Stored entries:

● ● ●

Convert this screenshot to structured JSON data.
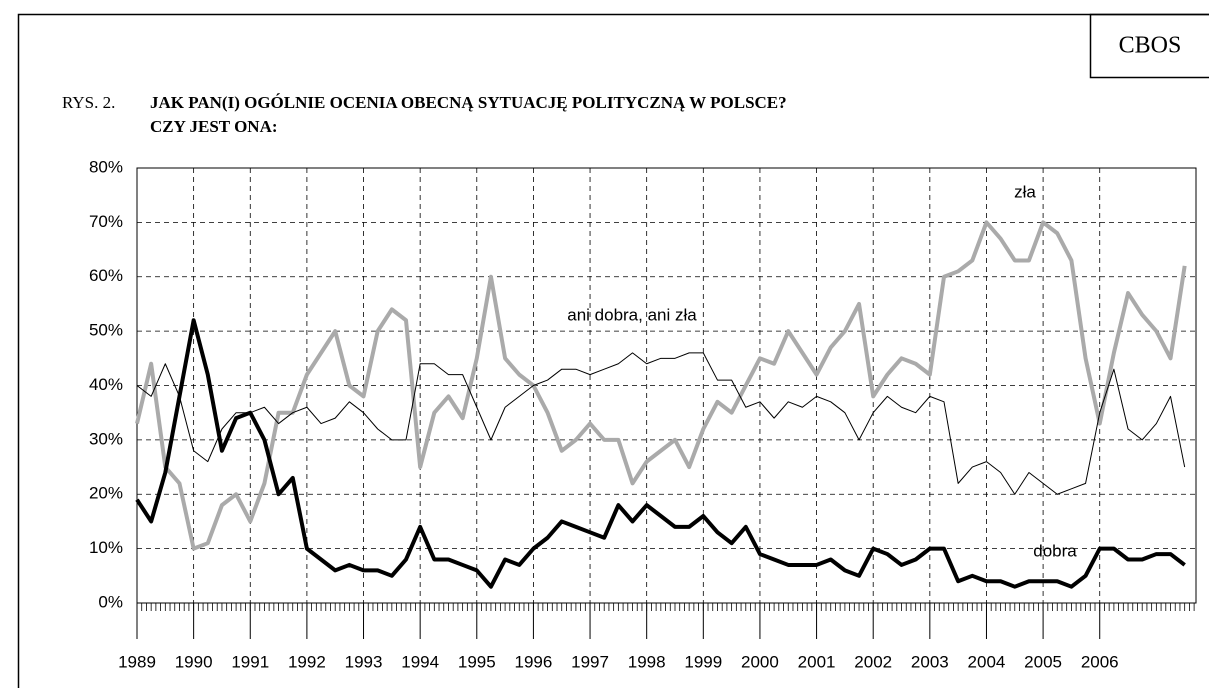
{
  "chart_data": {
    "type": "line",
    "source": "CBOS",
    "figure_label": "RYS. 2.",
    "title": "JAK PAN(I) OGÓLNIE OCENIA OBECNĄ SYTUACJĘ POLITYCZNĄ W POLSCE?",
    "subtitle": "CZY JEST ONA:",
    "x": [
      1989,
      1989.25,
      1989.5,
      1989.75,
      1990,
      1990.25,
      1990.5,
      1990.75,
      1991,
      1991.25,
      1991.5,
      1991.75,
      1992,
      1992.25,
      1992.5,
      1992.75,
      1993,
      1993.25,
      1993.5,
      1993.75,
      1994,
      1994.25,
      1994.5,
      1994.75,
      1995,
      1995.25,
      1995.5,
      1995.75,
      1996,
      1996.25,
      1996.5,
      1996.75,
      1997,
      1997.25,
      1997.5,
      1997.75,
      1998,
      1998.25,
      1998.5,
      1998.75,
      1999,
      1999.25,
      1999.5,
      1999.75,
      2000,
      2000.25,
      2000.5,
      2000.75,
      2001,
      2001.25,
      2001.5,
      2001.75,
      2002,
      2002.25,
      2002.5,
      2002.75,
      2003,
      2003.25,
      2003.5,
      2003.75,
      2004,
      2004.25,
      2004.5,
      2004.75,
      2005,
      2005.25,
      2005.5,
      2005.75,
      2006,
      2006.25,
      2006.5,
      2006.75,
      2007,
      2007.25,
      2007.5
    ],
    "series": [
      {
        "name": "zła",
        "color": "#aaaaaa",
        "width": 4,
        "values": [
          33,
          44,
          25,
          22,
          10,
          11,
          18,
          20,
          15,
          22,
          35,
          35,
          42,
          46,
          50,
          40,
          38,
          50,
          54,
          52,
          25,
          35,
          38,
          34,
          45,
          60,
          45,
          42,
          40,
          35,
          28,
          30,
          33,
          30,
          30,
          22,
          26,
          28,
          30,
          25,
          32,
          37,
          35,
          40,
          45,
          44,
          50,
          46,
          42,
          47,
          50,
          55,
          38,
          42,
          45,
          44,
          42,
          60,
          61,
          63,
          70,
          67,
          63,
          63,
          70,
          68,
          63,
          45,
          33,
          46,
          57,
          53,
          50,
          45,
          62
        ]
      },
      {
        "name": "ani dobra, ani zła",
        "color": "#000000",
        "width": 1,
        "values": [
          40,
          38,
          44,
          38,
          28,
          26,
          32,
          35,
          35,
          36,
          33,
          35,
          36,
          33,
          34,
          37,
          35,
          32,
          30,
          30,
          44,
          44,
          42,
          42,
          36,
          30,
          36,
          38,
          40,
          41,
          43,
          43,
          42,
          43,
          44,
          46,
          44,
          45,
          45,
          46,
          46,
          41,
          41,
          36,
          37,
          34,
          37,
          36,
          38,
          37,
          35,
          30,
          35,
          38,
          36,
          35,
          38,
          37,
          22,
          25,
          26,
          24,
          20,
          24,
          22,
          20,
          21,
          22,
          35,
          43,
          32,
          30,
          33,
          38,
          25
        ]
      },
      {
        "name": "dobra",
        "color": "#000000",
        "width": 4,
        "values": [
          19,
          15,
          24,
          38,
          52,
          42,
          28,
          34,
          35,
          30,
          20,
          23,
          10,
          8,
          6,
          7,
          6,
          6,
          5,
          8,
          14,
          8,
          8,
          7,
          6,
          3,
          8,
          7,
          10,
          12,
          15,
          14,
          13,
          12,
          18,
          15,
          18,
          16,
          14,
          14,
          16,
          13,
          11,
          14,
          9,
          8,
          7,
          7,
          7,
          8,
          6,
          5,
          10,
          9,
          7,
          8,
          10,
          10,
          4,
          5,
          4,
          4,
          3,
          4,
          4,
          4,
          3,
          5,
          10,
          10,
          8,
          8,
          9,
          9,
          7
        ]
      }
    ],
    "xlim": [
      1989,
      2007.7
    ],
    "xticks": [
      1989,
      1990,
      1991,
      1992,
      1993,
      1994,
      1995,
      1996,
      1997,
      1998,
      1999,
      2000,
      2001,
      2002,
      2003,
      2004,
      2005,
      2006
    ],
    "ylim": [
      0,
      80
    ],
    "yticks": [
      {
        "value": 0,
        "label": "0%"
      },
      {
        "value": 10,
        "label": "10%"
      },
      {
        "value": 20,
        "label": "20%"
      },
      {
        "value": 30,
        "label": "30%"
      },
      {
        "value": 40,
        "label": "40%"
      },
      {
        "value": 50,
        "label": "50%"
      },
      {
        "value": 60,
        "label": "60%"
      },
      {
        "value": 70,
        "label": "70%"
      },
      {
        "value": 80,
        "label": "80%"
      }
    ],
    "grid": true
  }
}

● ● ●

▸ WHAT THE TASK ASKS: Repeat the records above exactly, leaving out any pictures they contain.

▸ RESPONSE TO THIS TASK:
Convert this screenshot to structured JSON data.
{
  "chart_data": {
    "type": "line",
    "source": "CBOS",
    "figure_label": "RYS. 2.",
    "title": "JAK PAN(I) OGÓLNIE OCENIA OBECNĄ SYTUACJĘ POLITYCZNĄ W POLSCE?",
    "subtitle": "CZY JEST ONA:",
    "x": [
      1989,
      1989.25,
      1989.5,
      1989.75,
      1990,
      1990.25,
      1990.5,
      1990.75,
      1991,
      1991.25,
      1991.5,
      1991.75,
      1992,
      1992.25,
      1992.5,
      1992.75,
      1993,
      1993.25,
      1993.5,
      1993.75,
      1994,
      1994.25,
      1994.5,
      1994.75,
      1995,
      1995.25,
      1995.5,
      1995.75,
      1996,
      1996.25,
      1996.5,
      1996.75,
      1997,
      1997.25,
      1997.5,
      1997.75,
      1998,
      1998.25,
      1998.5,
      1998.75,
      1999,
      1999.25,
      1999.5,
      1999.75,
      2000,
      2000.25,
      2000.5,
      2000.75,
      2001,
      2001.25,
      2001.5,
      2001.75,
      2002,
      2002.25,
      2002.5,
      2002.75,
      2003,
      2003.25,
      2003.5,
      2003.75,
      2004,
      2004.25,
      2004.5,
      2004.75,
      2005,
      2005.25,
      2005.5,
      2005.75,
      2006,
      2006.25,
      2006.5,
      2006.75,
      2007,
      2007.25,
      2007.5
    ],
    "series": [
      {
        "name": "zła",
        "color": "#aaaaaa",
        "width": 4,
        "values": [
          33,
          44,
          25,
          22,
          10,
          11,
          18,
          20,
          15,
          22,
          35,
          35,
          42,
          46,
          50,
          40,
          38,
          50,
          54,
          52,
          25,
          35,
          38,
          34,
          45,
          60,
          45,
          42,
          40,
          35,
          28,
          30,
          33,
          30,
          30,
          22,
          26,
          28,
          30,
          25,
          32,
          37,
          35,
          40,
          45,
          44,
          50,
          46,
          42,
          47,
          50,
          55,
          38,
          42,
          45,
          44,
          42,
          60,
          61,
          63,
          70,
          67,
          63,
          63,
          70,
          68,
          63,
          45,
          33,
          46,
          57,
          53,
          50,
          45,
          62
        ]
      },
      {
        "name": "ani dobra, ani zła",
        "color": "#000000",
        "width": 1,
        "values": [
          40,
          38,
          44,
          38,
          28,
          26,
          32,
          35,
          35,
          36,
          33,
          35,
          36,
          33,
          34,
          37,
          35,
          32,
          30,
          30,
          44,
          44,
          42,
          42,
          36,
          30,
          36,
          38,
          40,
          41,
          43,
          43,
          42,
          43,
          44,
          46,
          44,
          45,
          45,
          46,
          46,
          41,
          41,
          36,
          37,
          34,
          37,
          36,
          38,
          37,
          35,
          30,
          35,
          38,
          36,
          35,
          38,
          37,
          22,
          25,
          26,
          24,
          20,
          24,
          22,
          20,
          21,
          22,
          35,
          43,
          32,
          30,
          33,
          38,
          25
        ]
      },
      {
        "name": "dobra",
        "color": "#000000",
        "width": 4,
        "values": [
          19,
          15,
          24,
          38,
          52,
          42,
          28,
          34,
          35,
          30,
          20,
          23,
          10,
          8,
          6,
          7,
          6,
          6,
          5,
          8,
          14,
          8,
          8,
          7,
          6,
          3,
          8,
          7,
          10,
          12,
          15,
          14,
          13,
          12,
          18,
          15,
          18,
          16,
          14,
          14,
          16,
          13,
          11,
          14,
          9,
          8,
          7,
          7,
          7,
          8,
          6,
          5,
          10,
          9,
          7,
          8,
          10,
          10,
          4,
          5,
          4,
          4,
          3,
          4,
          4,
          4,
          3,
          5,
          10,
          10,
          8,
          8,
          9,
          9,
          7
        ]
      }
    ],
    "xlim": [
      1989,
      2007.7
    ],
    "xticks": [
      1989,
      1990,
      1991,
      1992,
      1993,
      1994,
      1995,
      1996,
      1997,
      1998,
      1999,
      2000,
      2001,
      2002,
      2003,
      2004,
      2005,
      2006
    ],
    "ylim": [
      0,
      80
    ],
    "yticks": [
      {
        "value": 0,
        "label": "0%"
      },
      {
        "value": 10,
        "label": "10%"
      },
      {
        "value": 20,
        "label": "20%"
      },
      {
        "value": 30,
        "label": "30%"
      },
      {
        "value": 40,
        "label": "40%"
      },
      {
        "value": 50,
        "label": "50%"
      },
      {
        "value": 60,
        "label": "60%"
      },
      {
        "value": 70,
        "label": "70%"
      },
      {
        "value": 80,
        "label": "80%"
      }
    ],
    "grid": true
  }
}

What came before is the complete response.